Work order: Below are the records; count the lines that include the string "Unknown" and give only that number.

[Figure record listings]

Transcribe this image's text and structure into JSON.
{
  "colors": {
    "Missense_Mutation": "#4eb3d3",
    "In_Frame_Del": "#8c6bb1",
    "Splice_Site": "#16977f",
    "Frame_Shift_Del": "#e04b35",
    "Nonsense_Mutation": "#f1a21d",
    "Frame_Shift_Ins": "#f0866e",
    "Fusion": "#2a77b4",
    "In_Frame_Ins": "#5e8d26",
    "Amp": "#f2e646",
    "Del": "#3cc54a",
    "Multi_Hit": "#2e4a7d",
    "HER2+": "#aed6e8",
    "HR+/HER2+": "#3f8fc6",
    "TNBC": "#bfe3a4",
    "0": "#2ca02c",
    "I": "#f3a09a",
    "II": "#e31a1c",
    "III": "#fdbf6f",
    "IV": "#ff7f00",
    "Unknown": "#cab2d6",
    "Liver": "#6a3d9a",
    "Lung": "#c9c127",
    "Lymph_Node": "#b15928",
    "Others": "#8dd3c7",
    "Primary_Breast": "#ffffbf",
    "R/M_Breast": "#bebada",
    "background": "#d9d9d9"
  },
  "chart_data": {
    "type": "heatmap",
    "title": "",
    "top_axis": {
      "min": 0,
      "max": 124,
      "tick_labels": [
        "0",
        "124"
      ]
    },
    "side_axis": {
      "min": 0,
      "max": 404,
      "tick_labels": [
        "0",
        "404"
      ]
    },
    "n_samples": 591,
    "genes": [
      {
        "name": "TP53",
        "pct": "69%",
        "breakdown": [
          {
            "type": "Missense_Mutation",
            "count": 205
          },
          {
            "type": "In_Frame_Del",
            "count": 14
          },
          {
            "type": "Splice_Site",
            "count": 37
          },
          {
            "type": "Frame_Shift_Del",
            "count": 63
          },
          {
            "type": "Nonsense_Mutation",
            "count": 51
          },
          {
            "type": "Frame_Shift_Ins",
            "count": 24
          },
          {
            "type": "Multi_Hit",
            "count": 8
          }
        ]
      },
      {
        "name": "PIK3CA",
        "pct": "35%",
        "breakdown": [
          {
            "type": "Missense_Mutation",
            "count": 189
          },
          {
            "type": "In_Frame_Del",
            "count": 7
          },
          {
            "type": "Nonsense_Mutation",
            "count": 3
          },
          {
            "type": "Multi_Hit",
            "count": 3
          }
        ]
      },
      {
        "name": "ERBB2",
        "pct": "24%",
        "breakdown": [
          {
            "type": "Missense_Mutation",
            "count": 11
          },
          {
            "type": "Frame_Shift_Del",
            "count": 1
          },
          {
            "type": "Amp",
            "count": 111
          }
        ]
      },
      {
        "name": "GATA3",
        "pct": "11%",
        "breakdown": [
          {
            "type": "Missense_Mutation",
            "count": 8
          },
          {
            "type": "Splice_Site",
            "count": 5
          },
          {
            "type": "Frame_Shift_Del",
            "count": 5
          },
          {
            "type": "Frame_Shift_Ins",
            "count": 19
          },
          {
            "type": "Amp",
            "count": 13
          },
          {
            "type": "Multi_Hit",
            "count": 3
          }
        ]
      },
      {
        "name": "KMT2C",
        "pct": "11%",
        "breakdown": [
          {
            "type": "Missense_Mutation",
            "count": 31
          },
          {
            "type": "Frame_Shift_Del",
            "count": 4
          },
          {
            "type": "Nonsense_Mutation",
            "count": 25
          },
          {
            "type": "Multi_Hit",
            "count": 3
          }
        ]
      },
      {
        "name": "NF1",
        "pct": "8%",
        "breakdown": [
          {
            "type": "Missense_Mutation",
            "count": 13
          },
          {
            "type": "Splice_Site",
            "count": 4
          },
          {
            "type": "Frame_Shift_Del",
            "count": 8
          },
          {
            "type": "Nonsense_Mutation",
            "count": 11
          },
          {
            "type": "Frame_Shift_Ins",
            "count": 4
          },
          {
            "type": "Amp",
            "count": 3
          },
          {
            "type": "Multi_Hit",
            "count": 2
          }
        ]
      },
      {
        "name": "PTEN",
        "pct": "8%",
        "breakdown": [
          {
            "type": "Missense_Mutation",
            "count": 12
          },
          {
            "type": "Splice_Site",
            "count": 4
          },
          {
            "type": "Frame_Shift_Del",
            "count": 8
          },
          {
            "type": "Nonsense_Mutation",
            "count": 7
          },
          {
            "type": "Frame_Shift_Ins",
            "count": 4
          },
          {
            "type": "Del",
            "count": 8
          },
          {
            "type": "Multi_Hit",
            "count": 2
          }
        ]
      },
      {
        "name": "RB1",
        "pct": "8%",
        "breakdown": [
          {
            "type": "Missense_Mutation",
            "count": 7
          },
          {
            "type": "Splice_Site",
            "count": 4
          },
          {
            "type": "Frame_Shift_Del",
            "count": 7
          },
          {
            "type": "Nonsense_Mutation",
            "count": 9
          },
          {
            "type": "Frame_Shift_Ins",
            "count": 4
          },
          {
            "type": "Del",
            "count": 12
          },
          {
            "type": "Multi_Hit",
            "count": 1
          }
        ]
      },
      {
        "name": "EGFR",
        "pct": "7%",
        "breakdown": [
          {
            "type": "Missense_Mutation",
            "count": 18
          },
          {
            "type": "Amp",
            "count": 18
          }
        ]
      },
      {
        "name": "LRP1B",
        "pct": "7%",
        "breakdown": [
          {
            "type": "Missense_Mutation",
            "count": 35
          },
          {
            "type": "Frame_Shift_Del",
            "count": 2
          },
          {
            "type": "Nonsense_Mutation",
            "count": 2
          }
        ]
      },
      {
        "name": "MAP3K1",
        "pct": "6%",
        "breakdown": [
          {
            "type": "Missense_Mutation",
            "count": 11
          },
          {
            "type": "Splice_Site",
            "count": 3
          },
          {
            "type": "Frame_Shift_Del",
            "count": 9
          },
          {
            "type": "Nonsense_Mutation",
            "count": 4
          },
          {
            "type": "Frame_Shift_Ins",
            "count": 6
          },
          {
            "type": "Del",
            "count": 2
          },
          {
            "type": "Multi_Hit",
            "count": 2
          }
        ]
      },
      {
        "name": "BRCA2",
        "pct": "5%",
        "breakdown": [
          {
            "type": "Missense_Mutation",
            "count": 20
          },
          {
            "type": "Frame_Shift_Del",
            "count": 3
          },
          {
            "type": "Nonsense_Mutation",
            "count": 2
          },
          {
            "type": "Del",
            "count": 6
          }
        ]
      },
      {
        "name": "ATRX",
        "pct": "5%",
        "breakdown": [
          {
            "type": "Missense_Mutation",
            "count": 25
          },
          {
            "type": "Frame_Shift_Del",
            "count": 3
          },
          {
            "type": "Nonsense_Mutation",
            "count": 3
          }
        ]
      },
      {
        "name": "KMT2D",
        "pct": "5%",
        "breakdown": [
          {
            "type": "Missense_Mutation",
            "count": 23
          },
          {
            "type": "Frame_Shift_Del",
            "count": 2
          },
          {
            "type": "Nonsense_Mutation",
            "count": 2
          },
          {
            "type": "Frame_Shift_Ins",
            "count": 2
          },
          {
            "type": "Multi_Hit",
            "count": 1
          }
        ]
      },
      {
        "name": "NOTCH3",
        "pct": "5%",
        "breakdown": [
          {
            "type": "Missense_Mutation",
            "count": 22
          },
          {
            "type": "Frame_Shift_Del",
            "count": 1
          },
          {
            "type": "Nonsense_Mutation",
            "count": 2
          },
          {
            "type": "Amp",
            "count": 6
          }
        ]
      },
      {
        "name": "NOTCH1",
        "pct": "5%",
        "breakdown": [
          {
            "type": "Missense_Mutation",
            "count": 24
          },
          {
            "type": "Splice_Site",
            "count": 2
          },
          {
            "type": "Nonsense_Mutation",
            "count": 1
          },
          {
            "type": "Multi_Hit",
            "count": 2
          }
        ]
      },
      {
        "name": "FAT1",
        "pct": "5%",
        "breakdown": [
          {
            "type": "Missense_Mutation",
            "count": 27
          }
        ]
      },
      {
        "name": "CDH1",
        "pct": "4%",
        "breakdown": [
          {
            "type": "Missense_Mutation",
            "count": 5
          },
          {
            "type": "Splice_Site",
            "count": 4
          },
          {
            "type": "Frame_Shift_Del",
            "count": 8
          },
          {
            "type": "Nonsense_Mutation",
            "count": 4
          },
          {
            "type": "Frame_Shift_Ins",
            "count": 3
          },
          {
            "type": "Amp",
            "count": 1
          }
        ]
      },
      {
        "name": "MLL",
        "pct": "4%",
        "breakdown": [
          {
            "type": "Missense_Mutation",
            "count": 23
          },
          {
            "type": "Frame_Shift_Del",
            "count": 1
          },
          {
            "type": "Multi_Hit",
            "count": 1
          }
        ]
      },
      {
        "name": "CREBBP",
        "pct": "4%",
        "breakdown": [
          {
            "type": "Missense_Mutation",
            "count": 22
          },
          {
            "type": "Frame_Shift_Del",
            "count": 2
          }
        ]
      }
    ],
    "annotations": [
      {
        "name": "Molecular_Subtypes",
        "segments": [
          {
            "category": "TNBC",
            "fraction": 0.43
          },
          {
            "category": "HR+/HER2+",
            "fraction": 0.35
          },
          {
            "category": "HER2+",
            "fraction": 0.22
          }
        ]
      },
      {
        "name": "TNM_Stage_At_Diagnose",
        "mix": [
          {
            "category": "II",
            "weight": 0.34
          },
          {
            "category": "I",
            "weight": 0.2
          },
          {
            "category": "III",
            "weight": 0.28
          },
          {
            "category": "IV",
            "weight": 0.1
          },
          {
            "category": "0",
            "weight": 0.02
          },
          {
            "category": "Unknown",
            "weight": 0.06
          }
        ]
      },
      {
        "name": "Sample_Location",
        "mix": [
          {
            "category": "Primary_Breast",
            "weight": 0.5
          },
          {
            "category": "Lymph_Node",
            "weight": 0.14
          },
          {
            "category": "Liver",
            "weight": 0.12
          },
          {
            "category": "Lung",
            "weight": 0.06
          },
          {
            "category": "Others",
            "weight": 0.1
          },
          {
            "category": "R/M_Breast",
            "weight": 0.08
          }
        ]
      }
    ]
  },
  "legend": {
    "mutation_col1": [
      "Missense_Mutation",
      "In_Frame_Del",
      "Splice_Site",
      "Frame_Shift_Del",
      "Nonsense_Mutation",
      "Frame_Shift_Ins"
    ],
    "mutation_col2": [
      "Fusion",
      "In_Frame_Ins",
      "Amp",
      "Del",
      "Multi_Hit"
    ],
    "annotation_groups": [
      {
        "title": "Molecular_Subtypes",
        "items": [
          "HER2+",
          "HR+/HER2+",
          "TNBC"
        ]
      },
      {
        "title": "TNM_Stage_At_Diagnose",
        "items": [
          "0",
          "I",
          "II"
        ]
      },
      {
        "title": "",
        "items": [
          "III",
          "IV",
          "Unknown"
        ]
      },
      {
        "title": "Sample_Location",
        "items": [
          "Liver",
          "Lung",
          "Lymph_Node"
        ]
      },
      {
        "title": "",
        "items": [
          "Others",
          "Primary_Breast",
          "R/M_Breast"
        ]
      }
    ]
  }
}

Exercise solution: 3